Source excerpt -
# Printing B&W image



## WCraig (Jul 28, 2004)

Hi:

I want to end up with a black and white, 5X7, suitable for framing. My first attempt was with Costco online. I chose glossary paper and I don't like the look at all. Too shiny, too dark and a lot of detail in the darker areas was gone. Also, blown out highlights on the cheeks.

The source is a 600 dpi scan of a B&W transparency (think that's the right term). The photograph, of my Dad, was originally published in the Hamilton Spectator over 50 years ago. I'd like to give my Mom a copy on the upcoming anniversary of my Dad's birthday.

I have the original scan in TIFF format. Before printing, I used GraphicConverter's Levels command to adjust the black and white points and lightened the overall tone just slightly. Then saved to jpeg with a high quality setting (95, I believe). Costco has a tickbox offering to "automatically adjust the colour and brightness" of the photo. I turned that off. Perhaps I should have left it on?

Rather than trial and error, I thought I'd ask for tips on getting a better result. 

Craig


----------



## Joker Eh (Jan 22, 2008)

First don't get glossy.
Second did you tell Costco to NOT colour correct the image?


----------



## Oakbridge (Mar 8, 2005)

Simple, avoid places like Costco, Walmart, etc.

Even Blacks online might have difficulty with this in today's world. They are just not set up to deal with Black & White. I believe that their stores do photo restoration, so they may be able to do good B&W printing. 

I was curious myself, so I did a bit of Googling. Sadly Silvannos closed their doors last year after 57 years. Some other choices that I did find but I have no experience with:

Elevator Professional Photographic Lab 

These guys look like they are serious about what they are doing. They are in Leaside, but it might be worth the drive.

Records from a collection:
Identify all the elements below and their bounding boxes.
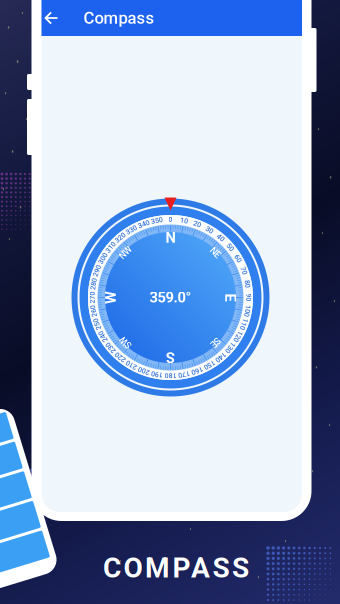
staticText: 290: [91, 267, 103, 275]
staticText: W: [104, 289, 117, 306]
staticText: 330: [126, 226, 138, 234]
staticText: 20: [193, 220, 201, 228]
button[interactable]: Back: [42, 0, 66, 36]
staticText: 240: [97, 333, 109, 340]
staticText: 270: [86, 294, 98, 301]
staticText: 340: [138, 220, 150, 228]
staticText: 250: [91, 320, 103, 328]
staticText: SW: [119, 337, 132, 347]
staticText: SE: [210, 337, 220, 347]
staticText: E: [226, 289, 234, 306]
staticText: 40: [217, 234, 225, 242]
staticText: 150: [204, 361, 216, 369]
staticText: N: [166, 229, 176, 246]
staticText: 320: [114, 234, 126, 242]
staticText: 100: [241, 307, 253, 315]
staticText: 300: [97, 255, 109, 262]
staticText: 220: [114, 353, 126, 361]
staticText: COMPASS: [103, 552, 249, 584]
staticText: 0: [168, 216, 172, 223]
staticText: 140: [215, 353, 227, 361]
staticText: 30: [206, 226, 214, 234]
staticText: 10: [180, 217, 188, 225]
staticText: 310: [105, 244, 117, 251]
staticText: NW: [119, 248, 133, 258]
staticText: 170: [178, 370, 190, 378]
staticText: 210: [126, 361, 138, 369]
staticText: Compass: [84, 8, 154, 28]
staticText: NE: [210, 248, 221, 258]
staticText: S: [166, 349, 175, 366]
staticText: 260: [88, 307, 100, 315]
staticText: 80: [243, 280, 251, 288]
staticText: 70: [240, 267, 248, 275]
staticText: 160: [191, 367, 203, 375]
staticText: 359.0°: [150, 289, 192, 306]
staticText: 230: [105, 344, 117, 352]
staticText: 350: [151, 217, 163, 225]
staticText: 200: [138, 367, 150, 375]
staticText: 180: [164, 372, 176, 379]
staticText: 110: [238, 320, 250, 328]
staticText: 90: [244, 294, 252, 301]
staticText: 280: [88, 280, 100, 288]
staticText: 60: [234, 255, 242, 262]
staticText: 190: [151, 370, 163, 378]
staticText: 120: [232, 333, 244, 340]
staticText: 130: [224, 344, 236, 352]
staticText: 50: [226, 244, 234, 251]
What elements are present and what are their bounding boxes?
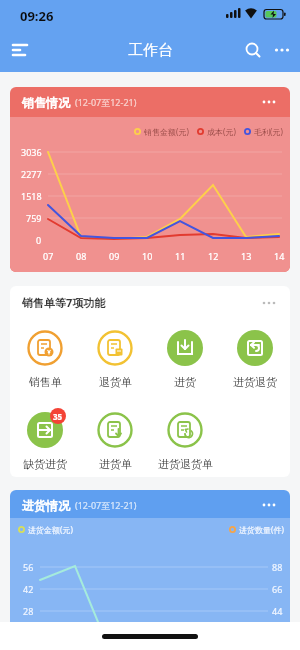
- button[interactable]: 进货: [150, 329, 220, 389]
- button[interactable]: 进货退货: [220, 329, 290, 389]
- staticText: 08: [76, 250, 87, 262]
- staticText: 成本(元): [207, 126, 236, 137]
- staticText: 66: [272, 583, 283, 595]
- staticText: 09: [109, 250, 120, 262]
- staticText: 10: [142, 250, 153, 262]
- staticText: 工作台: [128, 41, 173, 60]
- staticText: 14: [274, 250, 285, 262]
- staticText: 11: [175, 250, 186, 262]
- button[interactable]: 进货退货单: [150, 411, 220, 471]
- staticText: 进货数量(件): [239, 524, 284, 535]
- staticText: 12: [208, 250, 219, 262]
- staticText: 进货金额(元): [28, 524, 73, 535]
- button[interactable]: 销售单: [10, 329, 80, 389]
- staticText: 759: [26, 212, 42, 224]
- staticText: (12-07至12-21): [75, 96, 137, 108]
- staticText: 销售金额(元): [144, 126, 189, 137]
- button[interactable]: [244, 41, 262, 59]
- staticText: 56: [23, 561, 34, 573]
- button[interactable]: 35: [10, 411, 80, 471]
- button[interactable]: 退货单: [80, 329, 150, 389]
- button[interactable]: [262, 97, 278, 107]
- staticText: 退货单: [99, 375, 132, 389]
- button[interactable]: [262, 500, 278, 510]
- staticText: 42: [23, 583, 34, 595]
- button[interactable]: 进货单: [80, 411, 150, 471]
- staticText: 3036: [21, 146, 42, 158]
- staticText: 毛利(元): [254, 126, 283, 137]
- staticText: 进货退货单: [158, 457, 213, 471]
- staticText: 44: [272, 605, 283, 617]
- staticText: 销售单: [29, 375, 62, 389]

The tasks -
- a) Based on the forum thread about printing a B&W image, do these statements agree with it? (i) The source image is a 600 dpi scan. (ii) Costco's option to automatically adjust colour and brightness was left on. (iii) Oakbridge has used Elevator Professional Photographic Lab. Answer yes or no for each, quoting the words that decide it.
- b) From the forum thread about printing a B&W image, reproduce word for word the stretch from "# Printing B&W" through "my Dad's birthday.".

Answers to the problems -
- a)
(i) Yes: "The source is a 600 dpi scan of a B&W transparency"
(ii) No: "I turned that off."
(iii) No: "Some other choices that I did find but I have no experience with"

- b)
# Printing B&W image



## WCraig (Jul 28, 2004)

Hi:

I want to end up with a black and white, 5X7, suitable for framing. My first attempt was with Costco online. I chose glossary paper and I don't like the look at all. Too shiny, too dark and a lot of detail in the darker areas was gone. Also, blown out highlights on the cheeks.

The source is a 600 dpi scan of a B&W transparency (think that's the right term). The photograph, of my Dad, was originally published in the Hamilton Spectator over 50 years ago. I'd like to give my Mom a copy on the upcoming anniversary of my Dad's birthday.